#### Your objective
Repeat each entry exactly and drop the pictures.

==== Listed records ====

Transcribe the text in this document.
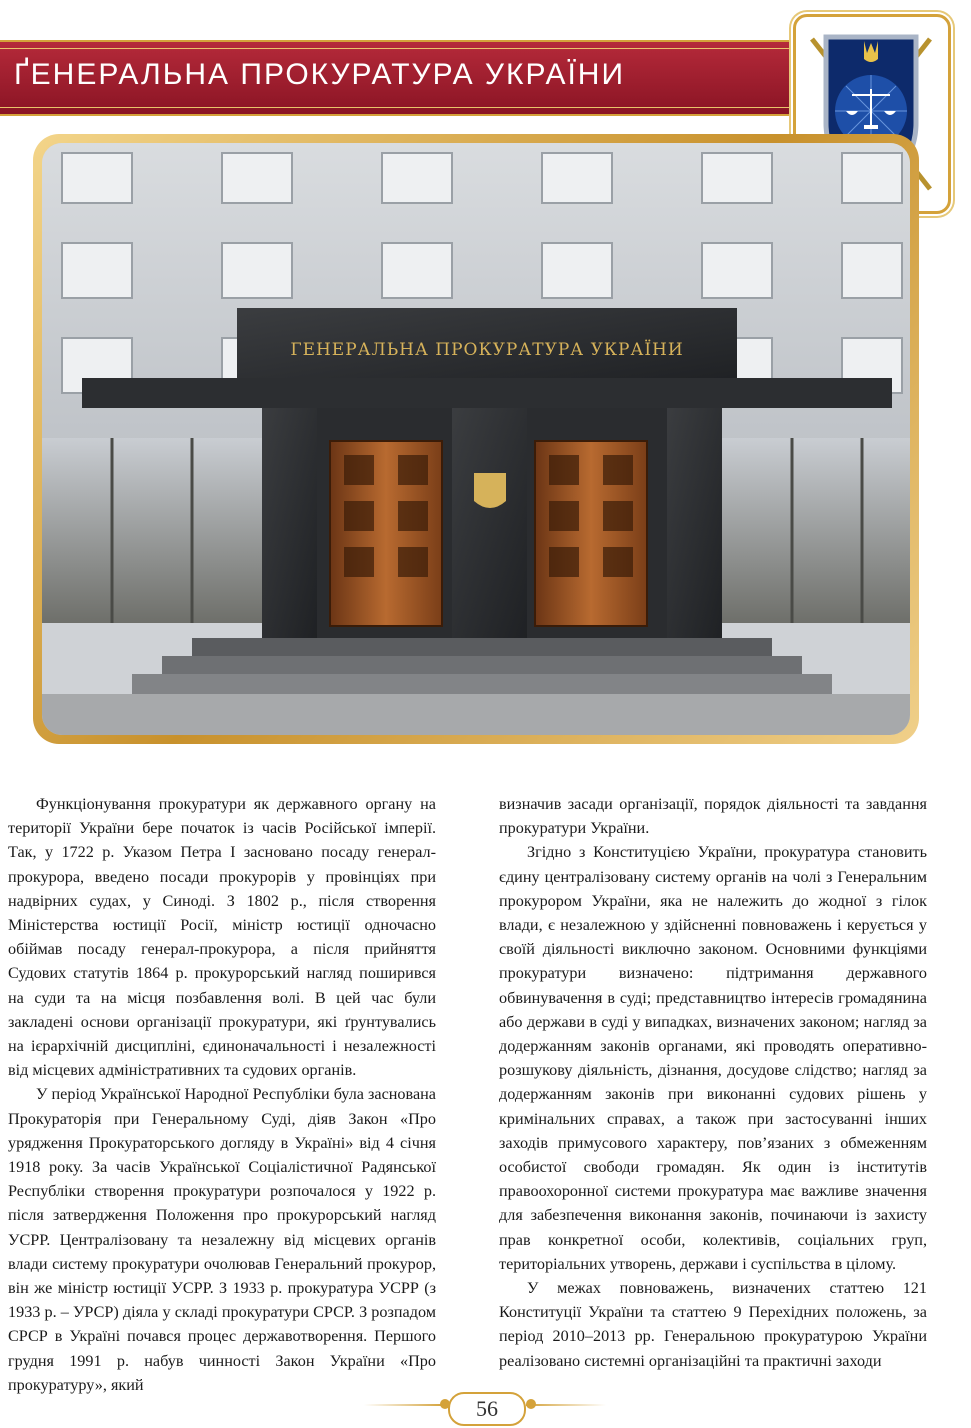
ҐЕНЕРАЛЬНА ПРОКУРАТУРА УКРАЇНИ
ГЕНЕРАЛЬНА ПРОКУРАТУРА УКРАЇНИ

Функціонування прокуратури як державного органу на території України бере початок із часів Російської імперії. Так, у 1722 р. Указом Петра І засновано посаду генерал-прокурора, введено посади прокурорів у провінціях при надвірних судах, у Синоді. З 1802 р., після створення Міністерства юстиції Росії, міністр юстиції одночасно обіймав посаду генерал-прокурора, а після прийняття Судових статутів 1864 р. прокурорський нагляд поширився на суди та на місця позбавлення волі. В цей час були закладені основи організації прокуратури, які ґрунтувались на ієрархічній дисципліні, єдиноначальності і незалежності від місцевих адміністративних та судових органів.

У період Української Народної Республіки була заснована Прокураторія при Генеральному Суді, діяв Закон «Про урядження Прокураторського догляду в Україні» від 4 січня 1918 року. За часів Української Соціалістичної Радянської Республіки створення прокуратури розпочалося у 1922 р. після затвердження Положення про прокурорський нагляд УСРР. Централізовану та незалежну від місцевих органів влади систему прокуратури очолював Генеральний прокурор, він же міністр юстиції УСРР. З 1933 р. прокуратура УСРР (з 1933 р. – УРСР) діяла у складі прокуратури СРСР. З розпадом СРСР в Україні почався процес державотворення. Першого грудня 1991 р. набув чинності Закон України «Про прокуратуру», який

визначив засади організації, порядок діяльності та завдання прокуратури України.

Згідно з Конституцією України, прокуратура становить єдину централізовану систему органів на чолі з Генеральним прокурором України, яка не належить до жодної з гілок влади, є незалежною у здійсненні повноважень і керується у своїй діяльності виключно законом. Основними функціями прокуратури визначено: підтримання державного обвинувачення в суді; представництво інтересів громадянина або держави в суді у випадках, визначених законом; нагляд за додержанням законів органами, які проводять оперативно-розшукову діяльність, дізнання, досудове слідство; нагляд за додержанням законів при виконанні судових рішень у кримінальних справах, а також при застосуванні інших заходів примусового характеру, пов’язаних з обмеженням особистої свободи громадян. Як один із інститутів правоохоронної системи прокуратура має важливе значення для забезпечення виконання законів, починаючи із захисту прав конкретної особи, колективів, соціальних груп, територіальних утворень, держави і суспільства в цілому.

У межах повноважень, визначених статтею 121 Конституції України та статтею 9 Перехідних положень, за період 2010–2013 рр. Генеральною прокуратурою України реалізовано системні організаційні та практичні заходи

56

====

#### Completed exercise
Transcribe the text in this document.
ҐЕНЕРАЛЬНА ПРОКУРАТУРА УКРАЇНИ
ГЕНЕРАЛЬНА ПРОКУРАТУРА УКРАЇНИ

Функціонування прокуратури як державного органу на території України бере початок із часів Російської імперії. Так, у 1722 р. Указом Петра І засновано посаду генерал-прокурора, введено посади прокурорів у провінціях при надвірних судах, у Синоді. З 1802 р., після створення Міністерства юстиції Росії, міністр юстиції одночасно обіймав посаду генерал-прокурора, а після прийняття Судових статутів 1864 р. прокурорський нагляд поширився на суди та на місця позбавлення волі. В цей час були закладені основи організації прокуратури, які ґрунтувались на ієрархічній дисципліні, єдиноначальності і незалежності від місцевих адміністративних та судових органів.

У період Української Народної Республіки була заснована Прокураторія при Генеральному Суді, діяв Закон «Про урядження Прокураторського догляду в Україні» від 4 січня 1918 року. За часів Української Соціалістичної Радянської Республіки створення прокуратури розпочалося у 1922 р. після затвердження Положення про прокурорський нагляд УСРР. Централізовану та незалежну від місцевих органів влади систему прокуратури очолював Генеральний прокурор, він же міністр юстиції УСРР. З 1933 р. прокуратура УСРР (з 1933 р. – УРСР) діяла у складі прокуратури СРСР. З розпадом СРСР в Україні почався процес державотворення. Першого грудня 1991 р. набув чинності Закон України «Про прокуратуру», який

визначив засади організації, порядок діяльності та завдання прокуратури України.

Згідно з Конституцією України, прокуратура становить єдину централізовану систему органів на чолі з Генеральним прокурором України, яка не належить до жодної з гілок влади, є незалежною у здійсненні повноважень і керується у своїй діяльності виключно законом. Основними функціями прокуратури визначено: підтримання державного обвинувачення в суді; представництво інтересів громадянина або держави в суді у випадках, визначених законом; нагляд за додержанням законів органами, які проводять оперативно-розшукову діяльність, дізнання, досудове слідство; нагляд за додержанням законів при виконанні судових рішень у кримінальних справах, а також при застосуванні інших заходів примусового характеру, пов’язаних з обмеженням особистої свободи громадян. Як один із інститутів правоохоронної системи прокуратура має важливе значення для забезпечення виконання законів, починаючи із захисту прав конкретної особи, колективів, соціальних груп, територіальних утворень, держави і суспільства в цілому.

У межах повноважень, визначених статтею 121 Конституції України та статтею 9 Перехідних положень, за період 2010–2013 рр. Генеральною прокуратурою України реалізовано системні організаційні та практичні заходи

56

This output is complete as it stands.